# Records for the exercise:

╭──

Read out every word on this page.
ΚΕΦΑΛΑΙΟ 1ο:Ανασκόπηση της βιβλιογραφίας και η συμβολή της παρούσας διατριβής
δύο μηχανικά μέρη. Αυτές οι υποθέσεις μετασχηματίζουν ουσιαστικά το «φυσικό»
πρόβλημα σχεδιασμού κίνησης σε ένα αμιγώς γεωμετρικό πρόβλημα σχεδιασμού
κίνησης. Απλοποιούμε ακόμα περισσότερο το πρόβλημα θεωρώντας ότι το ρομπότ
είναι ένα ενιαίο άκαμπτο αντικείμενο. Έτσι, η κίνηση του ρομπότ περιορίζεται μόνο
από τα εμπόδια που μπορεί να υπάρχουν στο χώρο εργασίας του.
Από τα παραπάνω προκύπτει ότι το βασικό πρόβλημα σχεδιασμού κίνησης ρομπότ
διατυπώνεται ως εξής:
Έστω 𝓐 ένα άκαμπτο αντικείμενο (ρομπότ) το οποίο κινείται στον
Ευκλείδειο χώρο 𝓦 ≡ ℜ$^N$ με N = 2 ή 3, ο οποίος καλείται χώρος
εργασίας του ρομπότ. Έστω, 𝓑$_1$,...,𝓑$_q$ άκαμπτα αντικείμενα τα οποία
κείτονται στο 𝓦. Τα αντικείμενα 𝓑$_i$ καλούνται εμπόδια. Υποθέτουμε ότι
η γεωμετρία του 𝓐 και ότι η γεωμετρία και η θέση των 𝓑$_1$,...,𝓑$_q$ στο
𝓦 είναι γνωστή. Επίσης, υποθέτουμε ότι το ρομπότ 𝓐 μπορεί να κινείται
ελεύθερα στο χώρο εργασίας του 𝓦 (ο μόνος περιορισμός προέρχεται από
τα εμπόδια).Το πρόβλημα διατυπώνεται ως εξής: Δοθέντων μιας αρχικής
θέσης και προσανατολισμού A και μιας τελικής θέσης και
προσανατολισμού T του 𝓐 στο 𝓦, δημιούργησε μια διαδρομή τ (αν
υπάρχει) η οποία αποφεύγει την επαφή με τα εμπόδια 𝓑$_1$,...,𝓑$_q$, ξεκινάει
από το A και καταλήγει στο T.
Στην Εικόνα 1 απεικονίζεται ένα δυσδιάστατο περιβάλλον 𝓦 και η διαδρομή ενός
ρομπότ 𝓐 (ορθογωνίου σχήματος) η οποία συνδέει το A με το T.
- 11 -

╰──

Restate the listing above word for word.

# Answer to this exercise:
Read out every word on this page.
ΚΕΦΑΛΑΙΟ 1ο:Ανασκόπηση της βιβλιογραφίας και η συμβολή της παρούσας διατριβής
δύο μηχανικά μέρη. Αυτές οι υποθέσεις μετασχηματίζουν ουσιαστικά το «φυσικό»
πρόβλημα σχεδιασμού κίνησης σε ένα αμιγώς γεωμετρικό πρόβλημα σχεδιασμού
κίνησης. Απλοποιούμε ακόμα περισσότερο το πρόβλημα θεωρώντας ότι το ρομπότ
είναι ένα ενιαίο άκαμπτο αντικείμενο. Έτσι, η κίνηση του ρομπότ περιορίζεται μόνο
από τα εμπόδια που μπορεί να υπάρχουν στο χώρο εργασίας του.
Από τα παραπάνω προκύπτει ότι το βασικό πρόβλημα σχεδιασμού κίνησης ρομπότ
διατυπώνεται ως εξής:
Έστω 𝓐 ένα άκαμπτο αντικείμενο (ρομπότ) το οποίο κινείται στον
Ευκλείδειο χώρο 𝓦 ≡ ℜ$^N$ με N = 2 ή 3, ο οποίος καλείται χώρος
εργασίας του ρομπότ. Έστω, 𝓑$_1$,...,𝓑$_q$ άκαμπτα αντικείμενα τα οποία
κείτονται στο 𝓦. Τα αντικείμενα 𝓑$_i$ καλούνται εμπόδια. Υποθέτουμε ότι
η γεωμετρία του 𝓐 και ότι η γεωμετρία και η θέση των 𝓑$_1$,...,𝓑$_q$ στο
𝓦 είναι γνωστή. Επίσης, υποθέτουμε ότι το ρομπότ 𝓐 μπορεί να κινείται
ελεύθερα στο χώρο εργασίας του 𝓦 (ο μόνος περιορισμός προέρχεται από
τα εμπόδια).Το πρόβλημα διατυπώνεται ως εξής: Δοθέντων μιας αρχικής
θέσης και προσανατολισμού A και μιας τελικής θέσης και
προσανατολισμού T του 𝓐 στο 𝓦, δημιούργησε μια διαδρομή τ (αν
υπάρχει) η οποία αποφεύγει την επαφή με τα εμπόδια 𝓑$_1$,...,𝓑$_q$, ξεκινάει
από το A και καταλήγει στο T.
Στην Εικόνα 1 απεικονίζεται ένα δυσδιάστατο περιβάλλον 𝓦 και η διαδρομή ενός
ρομπότ 𝓐 (ορθογωνίου σχήματος) η οποία συνδέει το A με το T.
- 11 -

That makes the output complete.